> [Written instruction] Give back a single number, the count of lines containing the word "Decode".

BEGIN Data excerpts

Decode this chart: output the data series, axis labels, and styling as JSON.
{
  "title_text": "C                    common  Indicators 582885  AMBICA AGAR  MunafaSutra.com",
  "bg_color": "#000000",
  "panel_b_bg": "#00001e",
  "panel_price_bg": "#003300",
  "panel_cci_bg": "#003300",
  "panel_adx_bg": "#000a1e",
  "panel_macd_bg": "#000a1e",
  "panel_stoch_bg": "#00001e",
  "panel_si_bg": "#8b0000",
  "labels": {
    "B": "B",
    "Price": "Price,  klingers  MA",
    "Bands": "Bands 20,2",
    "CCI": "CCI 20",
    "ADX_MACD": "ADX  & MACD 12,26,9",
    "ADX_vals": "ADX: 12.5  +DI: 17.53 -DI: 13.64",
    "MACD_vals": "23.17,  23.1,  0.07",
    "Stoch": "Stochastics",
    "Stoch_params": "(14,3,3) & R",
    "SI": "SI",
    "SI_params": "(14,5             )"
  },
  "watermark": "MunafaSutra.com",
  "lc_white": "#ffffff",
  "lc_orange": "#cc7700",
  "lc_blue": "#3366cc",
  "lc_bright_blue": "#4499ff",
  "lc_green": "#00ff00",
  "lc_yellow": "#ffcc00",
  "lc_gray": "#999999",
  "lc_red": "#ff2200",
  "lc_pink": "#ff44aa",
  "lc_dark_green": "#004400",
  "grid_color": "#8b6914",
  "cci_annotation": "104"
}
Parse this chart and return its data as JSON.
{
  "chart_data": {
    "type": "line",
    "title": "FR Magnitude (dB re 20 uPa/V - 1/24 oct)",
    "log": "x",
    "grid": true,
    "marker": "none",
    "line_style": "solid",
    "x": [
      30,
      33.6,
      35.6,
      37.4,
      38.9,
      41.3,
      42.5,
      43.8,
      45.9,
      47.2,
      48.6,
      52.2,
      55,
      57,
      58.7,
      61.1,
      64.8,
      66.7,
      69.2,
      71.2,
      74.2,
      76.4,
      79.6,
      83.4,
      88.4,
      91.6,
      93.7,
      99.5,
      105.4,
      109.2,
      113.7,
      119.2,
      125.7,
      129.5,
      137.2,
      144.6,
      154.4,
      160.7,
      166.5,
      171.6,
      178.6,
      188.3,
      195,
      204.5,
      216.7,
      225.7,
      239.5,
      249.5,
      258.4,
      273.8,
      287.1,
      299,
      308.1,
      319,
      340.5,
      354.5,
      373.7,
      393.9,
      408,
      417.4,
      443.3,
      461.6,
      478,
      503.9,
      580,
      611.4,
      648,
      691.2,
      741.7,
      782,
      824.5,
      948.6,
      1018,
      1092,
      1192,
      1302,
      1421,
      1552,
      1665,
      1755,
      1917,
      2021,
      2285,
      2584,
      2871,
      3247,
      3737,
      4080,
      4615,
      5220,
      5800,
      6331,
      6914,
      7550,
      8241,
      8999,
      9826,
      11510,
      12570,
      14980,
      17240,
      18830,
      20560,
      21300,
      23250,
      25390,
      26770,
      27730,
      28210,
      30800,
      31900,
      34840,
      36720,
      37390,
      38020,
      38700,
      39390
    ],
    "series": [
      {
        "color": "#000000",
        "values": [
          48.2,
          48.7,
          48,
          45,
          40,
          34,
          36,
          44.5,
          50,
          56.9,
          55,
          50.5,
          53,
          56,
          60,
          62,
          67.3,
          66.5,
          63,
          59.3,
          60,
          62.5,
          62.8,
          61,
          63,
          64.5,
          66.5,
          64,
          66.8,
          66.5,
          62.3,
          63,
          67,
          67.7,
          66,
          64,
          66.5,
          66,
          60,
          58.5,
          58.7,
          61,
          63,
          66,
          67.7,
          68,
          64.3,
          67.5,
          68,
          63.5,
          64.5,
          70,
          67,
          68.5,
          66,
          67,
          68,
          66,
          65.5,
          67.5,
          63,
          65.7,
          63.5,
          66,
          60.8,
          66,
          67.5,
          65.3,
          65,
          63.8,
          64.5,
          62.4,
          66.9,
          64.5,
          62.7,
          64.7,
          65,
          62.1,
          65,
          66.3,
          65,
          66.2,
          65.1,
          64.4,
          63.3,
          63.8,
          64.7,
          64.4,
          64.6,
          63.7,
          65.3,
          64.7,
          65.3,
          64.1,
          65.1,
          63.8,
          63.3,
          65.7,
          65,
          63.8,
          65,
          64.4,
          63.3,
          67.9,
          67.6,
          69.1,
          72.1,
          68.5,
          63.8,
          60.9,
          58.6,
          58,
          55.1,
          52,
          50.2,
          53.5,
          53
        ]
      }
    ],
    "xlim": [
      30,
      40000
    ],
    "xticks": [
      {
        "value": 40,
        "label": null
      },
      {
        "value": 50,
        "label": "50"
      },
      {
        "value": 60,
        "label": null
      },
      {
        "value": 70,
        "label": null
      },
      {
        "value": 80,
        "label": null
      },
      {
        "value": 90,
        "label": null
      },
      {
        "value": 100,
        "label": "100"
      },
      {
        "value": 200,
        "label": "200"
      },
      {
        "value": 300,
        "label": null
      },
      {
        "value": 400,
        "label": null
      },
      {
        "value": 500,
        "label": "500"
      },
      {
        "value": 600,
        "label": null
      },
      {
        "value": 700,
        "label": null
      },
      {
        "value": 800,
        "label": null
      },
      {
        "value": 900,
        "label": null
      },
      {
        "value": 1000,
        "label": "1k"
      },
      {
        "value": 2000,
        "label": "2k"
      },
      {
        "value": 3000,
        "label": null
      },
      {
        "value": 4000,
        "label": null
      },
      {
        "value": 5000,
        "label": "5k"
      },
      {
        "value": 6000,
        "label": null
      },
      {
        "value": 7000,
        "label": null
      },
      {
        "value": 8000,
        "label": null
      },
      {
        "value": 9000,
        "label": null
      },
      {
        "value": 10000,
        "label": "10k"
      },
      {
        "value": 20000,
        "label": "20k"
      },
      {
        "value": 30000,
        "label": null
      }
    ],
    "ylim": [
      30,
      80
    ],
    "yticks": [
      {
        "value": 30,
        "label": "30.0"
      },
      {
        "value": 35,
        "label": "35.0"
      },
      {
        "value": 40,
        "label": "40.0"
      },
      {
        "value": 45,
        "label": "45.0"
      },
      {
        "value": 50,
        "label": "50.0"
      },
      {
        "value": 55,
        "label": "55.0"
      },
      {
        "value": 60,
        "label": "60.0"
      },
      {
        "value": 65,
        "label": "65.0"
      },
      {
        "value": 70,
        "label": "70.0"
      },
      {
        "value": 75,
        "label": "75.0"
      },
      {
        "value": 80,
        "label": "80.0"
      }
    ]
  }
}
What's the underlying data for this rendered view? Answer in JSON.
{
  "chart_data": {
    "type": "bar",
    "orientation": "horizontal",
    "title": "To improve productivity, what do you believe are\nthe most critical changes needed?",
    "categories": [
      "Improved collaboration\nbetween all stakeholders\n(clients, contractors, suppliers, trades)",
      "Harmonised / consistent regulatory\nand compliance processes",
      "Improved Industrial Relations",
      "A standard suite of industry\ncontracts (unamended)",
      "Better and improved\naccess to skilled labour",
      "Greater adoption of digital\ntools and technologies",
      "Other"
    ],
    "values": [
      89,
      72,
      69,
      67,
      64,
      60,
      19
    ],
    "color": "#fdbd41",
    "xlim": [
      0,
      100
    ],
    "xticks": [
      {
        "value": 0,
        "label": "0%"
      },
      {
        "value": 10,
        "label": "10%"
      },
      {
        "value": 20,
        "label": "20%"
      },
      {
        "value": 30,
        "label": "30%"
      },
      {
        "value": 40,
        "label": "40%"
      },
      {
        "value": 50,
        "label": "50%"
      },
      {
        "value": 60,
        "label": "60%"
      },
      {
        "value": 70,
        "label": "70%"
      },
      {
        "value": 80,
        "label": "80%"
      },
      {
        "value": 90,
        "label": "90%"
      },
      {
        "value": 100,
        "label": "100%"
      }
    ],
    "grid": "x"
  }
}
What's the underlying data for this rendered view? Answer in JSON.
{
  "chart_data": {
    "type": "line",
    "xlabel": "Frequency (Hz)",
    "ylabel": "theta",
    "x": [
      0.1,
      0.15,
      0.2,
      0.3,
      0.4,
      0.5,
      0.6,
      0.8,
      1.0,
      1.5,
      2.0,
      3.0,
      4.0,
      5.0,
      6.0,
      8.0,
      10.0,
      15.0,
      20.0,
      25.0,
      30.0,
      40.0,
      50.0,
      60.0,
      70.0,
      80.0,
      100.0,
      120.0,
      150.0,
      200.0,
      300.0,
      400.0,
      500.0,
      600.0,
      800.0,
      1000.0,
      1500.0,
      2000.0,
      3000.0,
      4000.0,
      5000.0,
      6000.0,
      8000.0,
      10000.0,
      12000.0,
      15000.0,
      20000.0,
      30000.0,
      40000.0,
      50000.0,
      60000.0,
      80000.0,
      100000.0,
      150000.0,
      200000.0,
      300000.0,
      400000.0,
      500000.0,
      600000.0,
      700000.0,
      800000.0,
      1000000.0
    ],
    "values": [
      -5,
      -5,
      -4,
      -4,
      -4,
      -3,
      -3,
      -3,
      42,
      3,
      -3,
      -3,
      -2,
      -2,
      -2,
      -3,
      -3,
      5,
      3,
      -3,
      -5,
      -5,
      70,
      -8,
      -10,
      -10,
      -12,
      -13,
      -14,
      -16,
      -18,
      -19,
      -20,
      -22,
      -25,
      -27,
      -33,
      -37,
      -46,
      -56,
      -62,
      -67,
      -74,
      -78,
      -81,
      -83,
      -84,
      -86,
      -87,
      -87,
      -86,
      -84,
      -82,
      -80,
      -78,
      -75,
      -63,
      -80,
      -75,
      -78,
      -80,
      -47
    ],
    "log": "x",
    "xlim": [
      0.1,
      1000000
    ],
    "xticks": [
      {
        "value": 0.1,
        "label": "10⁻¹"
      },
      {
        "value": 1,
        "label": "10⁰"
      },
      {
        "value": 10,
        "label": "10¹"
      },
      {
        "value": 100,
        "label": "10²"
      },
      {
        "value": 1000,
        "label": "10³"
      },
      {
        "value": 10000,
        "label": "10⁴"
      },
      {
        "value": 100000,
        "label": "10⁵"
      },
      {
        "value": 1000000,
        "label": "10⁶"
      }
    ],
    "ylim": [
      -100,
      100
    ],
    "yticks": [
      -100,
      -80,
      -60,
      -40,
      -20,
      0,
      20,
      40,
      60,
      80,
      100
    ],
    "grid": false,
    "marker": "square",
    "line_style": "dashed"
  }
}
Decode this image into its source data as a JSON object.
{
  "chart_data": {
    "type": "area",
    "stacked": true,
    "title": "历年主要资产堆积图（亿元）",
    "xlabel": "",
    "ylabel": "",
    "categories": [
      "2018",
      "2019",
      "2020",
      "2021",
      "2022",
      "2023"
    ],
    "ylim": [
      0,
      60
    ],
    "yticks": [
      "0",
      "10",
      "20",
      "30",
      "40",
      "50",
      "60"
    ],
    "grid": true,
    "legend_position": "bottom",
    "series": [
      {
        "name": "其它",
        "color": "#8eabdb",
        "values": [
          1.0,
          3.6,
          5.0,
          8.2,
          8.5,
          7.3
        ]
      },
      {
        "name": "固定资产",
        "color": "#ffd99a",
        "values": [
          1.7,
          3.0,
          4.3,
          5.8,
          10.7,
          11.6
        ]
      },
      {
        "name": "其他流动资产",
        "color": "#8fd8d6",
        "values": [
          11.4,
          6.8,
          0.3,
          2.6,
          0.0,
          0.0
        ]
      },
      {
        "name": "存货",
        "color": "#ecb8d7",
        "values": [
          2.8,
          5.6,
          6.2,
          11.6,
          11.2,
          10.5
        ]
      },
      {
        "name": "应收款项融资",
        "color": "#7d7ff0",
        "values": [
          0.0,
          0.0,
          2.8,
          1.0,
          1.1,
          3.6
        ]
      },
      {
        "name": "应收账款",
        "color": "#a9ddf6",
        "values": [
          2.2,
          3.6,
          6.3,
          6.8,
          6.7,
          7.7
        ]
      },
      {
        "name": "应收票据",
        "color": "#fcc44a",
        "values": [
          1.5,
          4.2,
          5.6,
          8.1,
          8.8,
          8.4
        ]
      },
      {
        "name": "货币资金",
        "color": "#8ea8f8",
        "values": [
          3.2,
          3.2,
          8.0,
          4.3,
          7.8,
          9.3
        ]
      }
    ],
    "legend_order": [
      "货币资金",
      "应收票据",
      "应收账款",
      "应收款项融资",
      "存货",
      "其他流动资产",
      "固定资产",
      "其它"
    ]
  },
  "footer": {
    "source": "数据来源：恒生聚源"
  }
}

END Data excerpts

> [Answer to this task] 2